Write the material out again exactly.
--- begin Data listing ---
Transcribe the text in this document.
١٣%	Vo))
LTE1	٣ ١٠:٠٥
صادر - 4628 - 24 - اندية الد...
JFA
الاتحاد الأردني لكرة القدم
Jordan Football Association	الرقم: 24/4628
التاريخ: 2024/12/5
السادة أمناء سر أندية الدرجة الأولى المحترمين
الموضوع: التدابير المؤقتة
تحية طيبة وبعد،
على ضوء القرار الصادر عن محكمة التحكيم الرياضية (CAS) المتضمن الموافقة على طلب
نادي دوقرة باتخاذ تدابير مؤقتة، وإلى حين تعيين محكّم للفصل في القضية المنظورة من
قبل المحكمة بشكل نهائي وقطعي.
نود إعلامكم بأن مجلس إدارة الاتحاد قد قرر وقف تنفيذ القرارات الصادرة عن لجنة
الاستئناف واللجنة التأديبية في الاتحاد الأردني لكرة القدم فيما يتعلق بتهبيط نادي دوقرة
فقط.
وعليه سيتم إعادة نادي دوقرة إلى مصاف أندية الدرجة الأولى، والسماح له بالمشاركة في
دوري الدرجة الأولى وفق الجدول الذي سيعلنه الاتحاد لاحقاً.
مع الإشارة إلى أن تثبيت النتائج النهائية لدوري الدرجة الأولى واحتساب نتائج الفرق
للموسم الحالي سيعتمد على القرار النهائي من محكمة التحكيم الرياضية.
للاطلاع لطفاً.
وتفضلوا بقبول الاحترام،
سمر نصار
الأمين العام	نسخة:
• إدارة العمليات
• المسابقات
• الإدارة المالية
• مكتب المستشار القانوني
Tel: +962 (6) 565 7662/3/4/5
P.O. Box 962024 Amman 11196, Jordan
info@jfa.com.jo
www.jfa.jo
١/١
--- end Data listing ---
■ **Answer for the task**:
Transcribe the text in this document.
١٣%	Vo))
LTE1	٣ ١٠:٠٥
صادر - 4628 - 24 - اندية الد...
JFA
الاتحاد الأردني لكرة القدم
Jordan Football Association	الرقم: 24/4628
التاريخ: 2024/12/5
السادة أمناء سر أندية الدرجة الأولى المحترمين
الموضوع: التدابير المؤقتة
تحية طيبة وبعد،
على ضوء القرار الصادر عن محكمة التحكيم الرياضية (CAS) المتضمن الموافقة على طلب
نادي دوقرة باتخاذ تدابير مؤقتة، وإلى حين تعيين محكّم للفصل في القضية المنظورة من
قبل المحكمة بشكل نهائي وقطعي.
نود إعلامكم بأن مجلس إدارة الاتحاد قد قرر وقف تنفيذ القرارات الصادرة عن لجنة
الاستئناف واللجنة التأديبية في الاتحاد الأردني لكرة القدم فيما يتعلق بتهبيط نادي دوقرة
فقط.
وعليه سيتم إعادة نادي دوقرة إلى مصاف أندية الدرجة الأولى، والسماح له بالمشاركة في
دوري الدرجة الأولى وفق الجدول الذي سيعلنه الاتحاد لاحقاً.
مع الإشارة إلى أن تثبيت النتائج النهائية لدوري الدرجة الأولى واحتساب نتائج الفرق
للموسم الحالي سيعتمد على القرار النهائي من محكمة التحكيم الرياضية.
للاطلاع لطفاً.
وتفضلوا بقبول الاحترام،
سمر نصار
الأمين العام	نسخة:
• إدارة العمليات
• المسابقات
• الإدارة المالية
• مكتب المستشار القانوني
Tel: +962 (6) 565 7662/3/4/5
P.O. Box 962024 Amman 11196, Jordan
info@jfa.com.jo
www.jfa.jo
١/١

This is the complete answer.